» WHAT THIS TASK INVOLVES
Return each line containing the string "legend".

*** STORED RECORDS ***

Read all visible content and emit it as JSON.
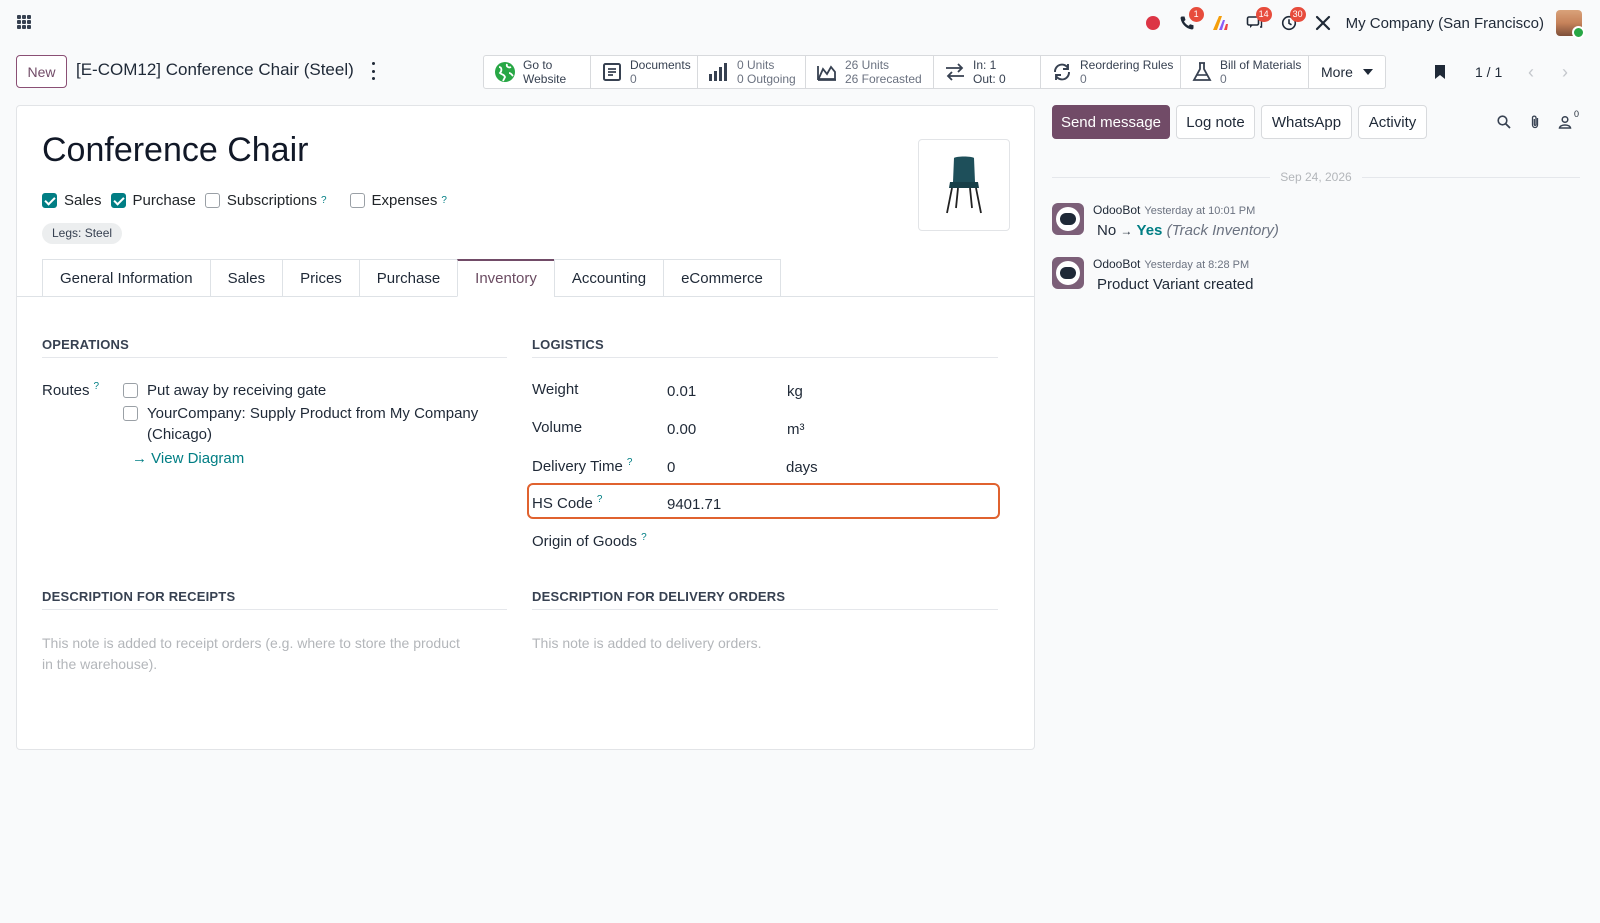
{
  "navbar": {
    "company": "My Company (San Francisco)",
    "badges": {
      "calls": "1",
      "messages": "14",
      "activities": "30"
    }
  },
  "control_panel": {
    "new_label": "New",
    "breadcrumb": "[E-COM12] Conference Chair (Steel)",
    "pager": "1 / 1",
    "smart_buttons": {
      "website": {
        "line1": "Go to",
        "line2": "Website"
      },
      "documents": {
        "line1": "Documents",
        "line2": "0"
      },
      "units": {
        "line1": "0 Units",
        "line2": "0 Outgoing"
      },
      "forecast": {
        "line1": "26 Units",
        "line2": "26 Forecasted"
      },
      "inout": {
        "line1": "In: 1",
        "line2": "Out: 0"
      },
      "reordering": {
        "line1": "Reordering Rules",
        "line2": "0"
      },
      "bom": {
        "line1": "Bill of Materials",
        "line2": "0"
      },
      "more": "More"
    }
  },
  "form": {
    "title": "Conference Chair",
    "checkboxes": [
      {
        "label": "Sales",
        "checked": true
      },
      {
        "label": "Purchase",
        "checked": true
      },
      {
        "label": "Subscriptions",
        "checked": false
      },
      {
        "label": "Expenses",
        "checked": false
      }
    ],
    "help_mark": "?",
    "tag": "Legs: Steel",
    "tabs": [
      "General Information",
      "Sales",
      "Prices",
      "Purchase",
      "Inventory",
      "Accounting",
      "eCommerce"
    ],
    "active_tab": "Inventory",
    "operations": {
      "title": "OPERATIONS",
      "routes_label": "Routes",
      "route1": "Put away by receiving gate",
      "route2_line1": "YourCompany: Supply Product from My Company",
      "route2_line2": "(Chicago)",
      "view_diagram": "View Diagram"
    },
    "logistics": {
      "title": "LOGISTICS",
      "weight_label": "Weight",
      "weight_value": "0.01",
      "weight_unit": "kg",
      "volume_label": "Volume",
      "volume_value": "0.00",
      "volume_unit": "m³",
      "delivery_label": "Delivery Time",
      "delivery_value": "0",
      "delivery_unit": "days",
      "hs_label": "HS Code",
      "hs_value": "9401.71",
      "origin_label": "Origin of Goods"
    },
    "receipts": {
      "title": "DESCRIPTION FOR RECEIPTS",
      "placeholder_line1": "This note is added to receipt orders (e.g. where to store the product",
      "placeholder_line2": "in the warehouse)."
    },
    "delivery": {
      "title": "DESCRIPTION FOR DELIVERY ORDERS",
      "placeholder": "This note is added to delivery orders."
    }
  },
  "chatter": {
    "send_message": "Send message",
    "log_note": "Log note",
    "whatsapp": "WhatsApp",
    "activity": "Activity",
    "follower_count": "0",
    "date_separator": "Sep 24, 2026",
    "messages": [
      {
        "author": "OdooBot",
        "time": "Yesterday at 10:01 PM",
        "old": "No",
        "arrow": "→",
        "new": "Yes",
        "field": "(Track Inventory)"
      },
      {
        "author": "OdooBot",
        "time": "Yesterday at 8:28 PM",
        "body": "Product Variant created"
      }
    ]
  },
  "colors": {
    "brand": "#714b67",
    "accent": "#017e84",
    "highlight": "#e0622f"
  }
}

***
*** STORED RECORDS ***

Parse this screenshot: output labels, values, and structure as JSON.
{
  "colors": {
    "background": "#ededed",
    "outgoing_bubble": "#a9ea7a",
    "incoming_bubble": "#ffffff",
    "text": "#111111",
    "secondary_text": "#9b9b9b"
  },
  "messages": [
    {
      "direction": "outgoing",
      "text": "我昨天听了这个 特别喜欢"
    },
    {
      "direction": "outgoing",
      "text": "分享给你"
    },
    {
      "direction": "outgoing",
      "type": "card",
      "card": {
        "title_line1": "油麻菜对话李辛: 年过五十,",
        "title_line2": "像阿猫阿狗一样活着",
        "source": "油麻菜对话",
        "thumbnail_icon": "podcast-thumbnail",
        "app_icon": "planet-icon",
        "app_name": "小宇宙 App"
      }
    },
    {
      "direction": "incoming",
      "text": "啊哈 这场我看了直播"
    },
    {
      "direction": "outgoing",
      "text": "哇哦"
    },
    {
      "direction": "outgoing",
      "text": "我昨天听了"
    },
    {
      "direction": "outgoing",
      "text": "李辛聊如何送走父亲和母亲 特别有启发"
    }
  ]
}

***
*** STORED RECORDS ***

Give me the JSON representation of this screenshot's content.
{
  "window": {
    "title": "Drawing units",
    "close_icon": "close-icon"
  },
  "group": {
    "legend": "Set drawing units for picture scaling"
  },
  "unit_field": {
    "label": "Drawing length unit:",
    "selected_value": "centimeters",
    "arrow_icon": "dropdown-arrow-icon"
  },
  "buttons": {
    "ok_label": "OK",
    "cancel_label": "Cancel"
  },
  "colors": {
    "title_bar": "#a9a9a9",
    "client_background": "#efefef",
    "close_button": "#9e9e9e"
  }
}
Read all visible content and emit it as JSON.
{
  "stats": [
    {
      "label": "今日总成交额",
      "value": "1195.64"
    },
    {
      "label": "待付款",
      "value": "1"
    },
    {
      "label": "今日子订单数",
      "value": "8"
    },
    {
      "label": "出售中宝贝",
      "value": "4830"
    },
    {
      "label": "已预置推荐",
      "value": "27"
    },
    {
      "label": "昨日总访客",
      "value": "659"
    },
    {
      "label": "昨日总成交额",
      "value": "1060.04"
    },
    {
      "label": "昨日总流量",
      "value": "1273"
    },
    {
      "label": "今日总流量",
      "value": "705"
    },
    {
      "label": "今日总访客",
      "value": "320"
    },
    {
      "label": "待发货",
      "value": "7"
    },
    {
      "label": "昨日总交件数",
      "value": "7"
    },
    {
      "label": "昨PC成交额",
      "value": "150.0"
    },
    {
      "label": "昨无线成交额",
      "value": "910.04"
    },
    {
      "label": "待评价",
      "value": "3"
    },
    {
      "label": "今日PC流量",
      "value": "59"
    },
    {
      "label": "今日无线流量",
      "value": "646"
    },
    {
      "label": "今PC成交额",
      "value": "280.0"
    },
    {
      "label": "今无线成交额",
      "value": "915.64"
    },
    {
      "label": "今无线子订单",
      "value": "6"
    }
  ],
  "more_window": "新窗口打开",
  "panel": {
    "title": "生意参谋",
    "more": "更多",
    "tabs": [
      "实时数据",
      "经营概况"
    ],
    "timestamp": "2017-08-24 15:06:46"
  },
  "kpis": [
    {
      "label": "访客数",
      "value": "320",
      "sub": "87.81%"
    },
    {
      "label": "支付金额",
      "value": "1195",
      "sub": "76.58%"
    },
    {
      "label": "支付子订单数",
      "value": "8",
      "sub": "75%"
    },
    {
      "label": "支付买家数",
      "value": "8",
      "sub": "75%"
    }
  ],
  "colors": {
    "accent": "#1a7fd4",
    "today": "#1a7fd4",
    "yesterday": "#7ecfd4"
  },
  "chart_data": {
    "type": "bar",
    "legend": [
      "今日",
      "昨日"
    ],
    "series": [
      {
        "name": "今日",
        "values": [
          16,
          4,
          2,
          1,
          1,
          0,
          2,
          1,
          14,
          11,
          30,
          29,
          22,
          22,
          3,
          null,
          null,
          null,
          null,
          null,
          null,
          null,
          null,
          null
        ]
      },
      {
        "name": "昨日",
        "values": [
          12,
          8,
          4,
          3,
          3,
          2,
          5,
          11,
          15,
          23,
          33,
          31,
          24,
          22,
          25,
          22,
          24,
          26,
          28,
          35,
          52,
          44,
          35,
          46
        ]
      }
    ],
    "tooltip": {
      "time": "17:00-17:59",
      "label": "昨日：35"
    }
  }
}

***

» CORRECT OUTPUT
    "legend": "Set drawing units for picture scaling"
    "legend": [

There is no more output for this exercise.